- [Task prompt] Reproduce the data that follows in its entirety, character for character.

- [Material for the task]
-- start --

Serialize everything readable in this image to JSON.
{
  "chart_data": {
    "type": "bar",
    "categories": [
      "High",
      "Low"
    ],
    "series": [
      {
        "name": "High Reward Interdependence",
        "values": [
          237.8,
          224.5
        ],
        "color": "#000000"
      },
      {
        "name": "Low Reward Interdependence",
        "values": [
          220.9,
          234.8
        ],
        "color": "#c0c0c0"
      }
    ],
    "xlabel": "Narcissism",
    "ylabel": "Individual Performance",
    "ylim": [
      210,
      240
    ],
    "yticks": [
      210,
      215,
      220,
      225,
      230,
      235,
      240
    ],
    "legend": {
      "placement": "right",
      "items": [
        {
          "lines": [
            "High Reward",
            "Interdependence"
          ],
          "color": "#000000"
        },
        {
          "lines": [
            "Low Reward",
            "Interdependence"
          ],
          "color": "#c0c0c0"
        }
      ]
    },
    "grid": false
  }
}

-- end --

- [Solution for this problem]
Serialize everything readable in this image to JSON.
{
  "chart_data": {
    "type": "bar",
    "categories": [
      "High",
      "Low"
    ],
    "series": [
      {
        "name": "High Reward Interdependence",
        "values": [
          237.8,
          224.5
        ],
        "color": "#000000"
      },
      {
        "name": "Low Reward Interdependence",
        "values": [
          220.9,
          234.8
        ],
        "color": "#c0c0c0"
      }
    ],
    "xlabel": "Narcissism",
    "ylabel": "Individual Performance",
    "ylim": [
      210,
      240
    ],
    "yticks": [
      210,
      215,
      220,
      225,
      230,
      235,
      240
    ],
    "legend": {
      "placement": "right",
      "items": [
        {
          "lines": [
            "High Reward",
            "Interdependence"
          ],
          "color": "#000000"
        },
        {
          "lines": [
            "Low Reward",
            "Interdependence"
          ],
          "color": "#c0c0c0"
        }
      ]
    },
    "grid": false
  }
}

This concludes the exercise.